PROBLEM STATEMENT: Go through the records and extract every line with the word "OutCal".

TASK INPUTS:
======

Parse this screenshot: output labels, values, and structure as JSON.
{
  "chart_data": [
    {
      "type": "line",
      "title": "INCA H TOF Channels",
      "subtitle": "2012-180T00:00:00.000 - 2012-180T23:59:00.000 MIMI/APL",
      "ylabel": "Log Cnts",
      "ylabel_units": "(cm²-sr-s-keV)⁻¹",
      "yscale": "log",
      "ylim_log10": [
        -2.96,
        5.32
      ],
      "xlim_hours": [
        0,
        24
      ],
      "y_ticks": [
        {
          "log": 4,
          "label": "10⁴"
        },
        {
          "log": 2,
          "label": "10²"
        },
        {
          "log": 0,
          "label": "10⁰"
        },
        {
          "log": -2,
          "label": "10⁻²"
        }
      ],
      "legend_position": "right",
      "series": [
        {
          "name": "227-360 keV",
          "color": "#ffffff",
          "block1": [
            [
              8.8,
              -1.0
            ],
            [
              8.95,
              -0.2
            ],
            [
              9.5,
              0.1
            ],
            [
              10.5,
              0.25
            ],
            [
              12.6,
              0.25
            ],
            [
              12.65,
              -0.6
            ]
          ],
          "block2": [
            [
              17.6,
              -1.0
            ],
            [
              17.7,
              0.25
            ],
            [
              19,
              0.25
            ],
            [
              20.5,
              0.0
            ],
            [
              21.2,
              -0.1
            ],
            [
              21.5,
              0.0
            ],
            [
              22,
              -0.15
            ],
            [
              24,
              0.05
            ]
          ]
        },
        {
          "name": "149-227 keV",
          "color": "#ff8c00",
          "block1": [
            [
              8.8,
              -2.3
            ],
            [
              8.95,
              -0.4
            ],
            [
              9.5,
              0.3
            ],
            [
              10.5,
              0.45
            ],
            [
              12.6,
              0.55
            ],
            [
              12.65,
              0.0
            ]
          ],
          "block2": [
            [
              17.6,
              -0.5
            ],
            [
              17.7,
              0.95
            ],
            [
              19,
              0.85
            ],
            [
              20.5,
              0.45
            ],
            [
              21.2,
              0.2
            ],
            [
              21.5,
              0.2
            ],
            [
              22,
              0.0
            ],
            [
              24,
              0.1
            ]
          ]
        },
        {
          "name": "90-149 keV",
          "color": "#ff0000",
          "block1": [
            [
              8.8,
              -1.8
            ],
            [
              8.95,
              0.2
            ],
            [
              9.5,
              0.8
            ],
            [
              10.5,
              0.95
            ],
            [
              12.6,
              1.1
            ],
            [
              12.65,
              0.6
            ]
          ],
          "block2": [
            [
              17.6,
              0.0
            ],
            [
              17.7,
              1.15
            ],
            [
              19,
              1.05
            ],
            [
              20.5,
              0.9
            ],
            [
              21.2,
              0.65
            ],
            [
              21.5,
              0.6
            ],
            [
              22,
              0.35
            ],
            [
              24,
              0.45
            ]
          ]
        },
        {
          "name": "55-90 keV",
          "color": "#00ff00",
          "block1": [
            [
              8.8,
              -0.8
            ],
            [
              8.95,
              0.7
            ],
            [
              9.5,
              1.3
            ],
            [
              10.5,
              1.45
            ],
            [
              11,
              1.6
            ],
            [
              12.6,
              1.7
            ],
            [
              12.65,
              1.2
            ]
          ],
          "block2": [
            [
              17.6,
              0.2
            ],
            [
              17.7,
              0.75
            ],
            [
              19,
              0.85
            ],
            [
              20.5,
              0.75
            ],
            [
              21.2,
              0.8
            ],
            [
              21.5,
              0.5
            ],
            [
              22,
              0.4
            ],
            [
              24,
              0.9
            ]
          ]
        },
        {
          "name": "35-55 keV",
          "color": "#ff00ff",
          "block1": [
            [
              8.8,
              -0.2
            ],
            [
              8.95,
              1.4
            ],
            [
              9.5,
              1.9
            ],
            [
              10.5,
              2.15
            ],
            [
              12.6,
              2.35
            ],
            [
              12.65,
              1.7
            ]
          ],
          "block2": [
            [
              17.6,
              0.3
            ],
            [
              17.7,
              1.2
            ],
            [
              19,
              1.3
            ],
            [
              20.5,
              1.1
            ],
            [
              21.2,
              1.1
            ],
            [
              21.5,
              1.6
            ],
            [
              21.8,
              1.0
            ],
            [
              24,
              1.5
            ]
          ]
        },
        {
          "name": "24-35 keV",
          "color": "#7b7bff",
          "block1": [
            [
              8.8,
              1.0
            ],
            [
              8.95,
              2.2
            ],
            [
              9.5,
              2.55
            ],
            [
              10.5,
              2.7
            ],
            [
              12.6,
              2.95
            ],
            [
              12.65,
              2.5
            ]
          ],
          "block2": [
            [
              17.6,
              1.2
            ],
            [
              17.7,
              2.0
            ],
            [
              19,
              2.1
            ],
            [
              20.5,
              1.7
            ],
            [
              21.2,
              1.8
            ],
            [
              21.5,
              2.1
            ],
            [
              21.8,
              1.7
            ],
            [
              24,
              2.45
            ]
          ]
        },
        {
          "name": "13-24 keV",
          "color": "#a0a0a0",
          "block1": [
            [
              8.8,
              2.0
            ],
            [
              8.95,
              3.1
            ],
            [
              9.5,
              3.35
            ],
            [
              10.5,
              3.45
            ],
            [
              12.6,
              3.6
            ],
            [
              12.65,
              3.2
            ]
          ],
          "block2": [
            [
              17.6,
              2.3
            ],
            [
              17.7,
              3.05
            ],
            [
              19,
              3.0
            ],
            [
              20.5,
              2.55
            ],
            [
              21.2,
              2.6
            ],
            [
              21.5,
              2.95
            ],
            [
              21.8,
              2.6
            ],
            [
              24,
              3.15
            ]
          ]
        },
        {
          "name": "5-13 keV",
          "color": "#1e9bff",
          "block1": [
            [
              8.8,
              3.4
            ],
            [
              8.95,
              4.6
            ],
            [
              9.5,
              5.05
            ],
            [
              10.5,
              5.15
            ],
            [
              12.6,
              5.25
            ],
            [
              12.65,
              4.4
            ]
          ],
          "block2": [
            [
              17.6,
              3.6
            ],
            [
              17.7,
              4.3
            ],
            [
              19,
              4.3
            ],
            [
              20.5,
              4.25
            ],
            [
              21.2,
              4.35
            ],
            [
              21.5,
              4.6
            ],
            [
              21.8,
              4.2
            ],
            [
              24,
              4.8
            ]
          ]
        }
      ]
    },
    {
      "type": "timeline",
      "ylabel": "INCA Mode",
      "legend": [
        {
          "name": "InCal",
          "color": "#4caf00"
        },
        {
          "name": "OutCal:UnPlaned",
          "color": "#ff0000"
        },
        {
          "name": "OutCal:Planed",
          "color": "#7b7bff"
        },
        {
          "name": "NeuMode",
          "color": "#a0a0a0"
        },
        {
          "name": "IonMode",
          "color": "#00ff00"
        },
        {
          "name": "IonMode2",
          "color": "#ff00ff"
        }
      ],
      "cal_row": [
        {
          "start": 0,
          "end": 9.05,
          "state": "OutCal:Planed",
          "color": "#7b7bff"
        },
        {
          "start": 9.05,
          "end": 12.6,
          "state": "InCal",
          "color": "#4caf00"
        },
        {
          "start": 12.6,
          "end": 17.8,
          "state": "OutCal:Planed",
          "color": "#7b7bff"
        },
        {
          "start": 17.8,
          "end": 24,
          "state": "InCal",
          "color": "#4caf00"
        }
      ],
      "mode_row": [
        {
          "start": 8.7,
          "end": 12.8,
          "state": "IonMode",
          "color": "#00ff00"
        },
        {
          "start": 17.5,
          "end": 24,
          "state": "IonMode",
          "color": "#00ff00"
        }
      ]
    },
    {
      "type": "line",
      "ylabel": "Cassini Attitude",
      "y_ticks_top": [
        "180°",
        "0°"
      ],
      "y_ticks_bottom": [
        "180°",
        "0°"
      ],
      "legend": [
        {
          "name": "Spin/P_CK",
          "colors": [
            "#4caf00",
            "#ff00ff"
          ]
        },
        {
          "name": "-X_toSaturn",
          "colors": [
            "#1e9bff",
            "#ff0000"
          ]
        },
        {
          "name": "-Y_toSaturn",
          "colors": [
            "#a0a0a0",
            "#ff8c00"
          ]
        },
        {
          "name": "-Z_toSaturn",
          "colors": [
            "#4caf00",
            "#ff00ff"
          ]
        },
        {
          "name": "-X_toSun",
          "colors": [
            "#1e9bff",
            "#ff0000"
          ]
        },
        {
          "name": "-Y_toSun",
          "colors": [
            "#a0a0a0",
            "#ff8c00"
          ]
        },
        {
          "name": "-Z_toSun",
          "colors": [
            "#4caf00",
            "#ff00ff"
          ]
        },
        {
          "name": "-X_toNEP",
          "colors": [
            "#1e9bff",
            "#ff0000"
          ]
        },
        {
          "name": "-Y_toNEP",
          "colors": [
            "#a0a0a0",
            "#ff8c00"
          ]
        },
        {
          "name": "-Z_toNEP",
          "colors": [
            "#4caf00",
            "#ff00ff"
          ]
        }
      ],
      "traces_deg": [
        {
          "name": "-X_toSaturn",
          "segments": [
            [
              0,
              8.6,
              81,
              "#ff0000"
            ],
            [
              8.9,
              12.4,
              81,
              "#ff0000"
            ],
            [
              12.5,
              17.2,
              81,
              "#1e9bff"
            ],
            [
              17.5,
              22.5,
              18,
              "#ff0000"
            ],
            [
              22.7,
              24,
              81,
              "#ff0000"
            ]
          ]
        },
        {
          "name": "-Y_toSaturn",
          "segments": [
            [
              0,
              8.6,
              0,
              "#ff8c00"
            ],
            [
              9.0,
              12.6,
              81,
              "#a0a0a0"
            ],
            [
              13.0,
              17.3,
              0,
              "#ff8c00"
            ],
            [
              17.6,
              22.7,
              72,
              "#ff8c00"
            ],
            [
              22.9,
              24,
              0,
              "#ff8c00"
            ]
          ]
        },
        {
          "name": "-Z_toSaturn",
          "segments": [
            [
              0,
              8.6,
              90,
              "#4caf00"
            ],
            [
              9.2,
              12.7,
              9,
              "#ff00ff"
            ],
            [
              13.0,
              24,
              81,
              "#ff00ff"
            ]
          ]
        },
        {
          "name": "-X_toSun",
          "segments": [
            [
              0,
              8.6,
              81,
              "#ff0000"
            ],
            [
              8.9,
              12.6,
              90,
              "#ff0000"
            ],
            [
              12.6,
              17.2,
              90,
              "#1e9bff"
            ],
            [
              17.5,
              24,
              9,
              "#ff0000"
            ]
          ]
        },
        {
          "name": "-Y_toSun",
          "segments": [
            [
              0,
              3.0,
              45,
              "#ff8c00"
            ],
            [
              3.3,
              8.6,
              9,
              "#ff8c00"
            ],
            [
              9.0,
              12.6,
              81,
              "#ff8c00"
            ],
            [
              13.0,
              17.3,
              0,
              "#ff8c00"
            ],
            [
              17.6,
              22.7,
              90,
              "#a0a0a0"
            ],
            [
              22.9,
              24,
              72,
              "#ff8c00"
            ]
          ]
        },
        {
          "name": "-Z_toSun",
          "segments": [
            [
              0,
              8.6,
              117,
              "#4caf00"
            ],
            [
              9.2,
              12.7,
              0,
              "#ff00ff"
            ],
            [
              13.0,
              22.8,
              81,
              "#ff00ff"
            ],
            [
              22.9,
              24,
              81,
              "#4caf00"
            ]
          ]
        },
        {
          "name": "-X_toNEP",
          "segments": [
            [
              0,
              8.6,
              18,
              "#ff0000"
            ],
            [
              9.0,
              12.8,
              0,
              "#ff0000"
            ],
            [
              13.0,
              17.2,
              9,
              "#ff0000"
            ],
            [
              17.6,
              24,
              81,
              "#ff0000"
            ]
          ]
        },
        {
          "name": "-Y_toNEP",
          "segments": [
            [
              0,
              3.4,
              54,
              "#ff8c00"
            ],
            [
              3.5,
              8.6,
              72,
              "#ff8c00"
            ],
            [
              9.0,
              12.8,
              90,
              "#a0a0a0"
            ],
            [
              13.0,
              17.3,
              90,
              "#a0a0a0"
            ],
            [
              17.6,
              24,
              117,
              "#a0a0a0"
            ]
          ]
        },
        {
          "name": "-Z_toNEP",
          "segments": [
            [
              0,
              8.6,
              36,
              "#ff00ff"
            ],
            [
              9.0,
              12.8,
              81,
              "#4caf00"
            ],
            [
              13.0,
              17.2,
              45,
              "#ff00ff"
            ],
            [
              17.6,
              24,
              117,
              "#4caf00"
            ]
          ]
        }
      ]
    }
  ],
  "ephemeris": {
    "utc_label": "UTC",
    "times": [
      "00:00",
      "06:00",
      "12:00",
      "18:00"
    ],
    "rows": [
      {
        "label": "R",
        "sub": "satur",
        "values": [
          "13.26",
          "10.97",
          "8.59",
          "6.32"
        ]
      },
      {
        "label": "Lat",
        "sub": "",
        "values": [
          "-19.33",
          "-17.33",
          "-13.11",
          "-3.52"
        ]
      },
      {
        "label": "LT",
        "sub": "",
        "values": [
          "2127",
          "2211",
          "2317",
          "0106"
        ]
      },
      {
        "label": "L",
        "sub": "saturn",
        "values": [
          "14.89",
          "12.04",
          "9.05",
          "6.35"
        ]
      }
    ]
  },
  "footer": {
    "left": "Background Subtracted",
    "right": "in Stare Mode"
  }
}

======

PROBLEM SOLUTION:
          "name": "OutCal:UnPlaned",
          "name": "OutCal:Planed",
          "state": "OutCal:Planed",
          "state": "OutCal:Planed",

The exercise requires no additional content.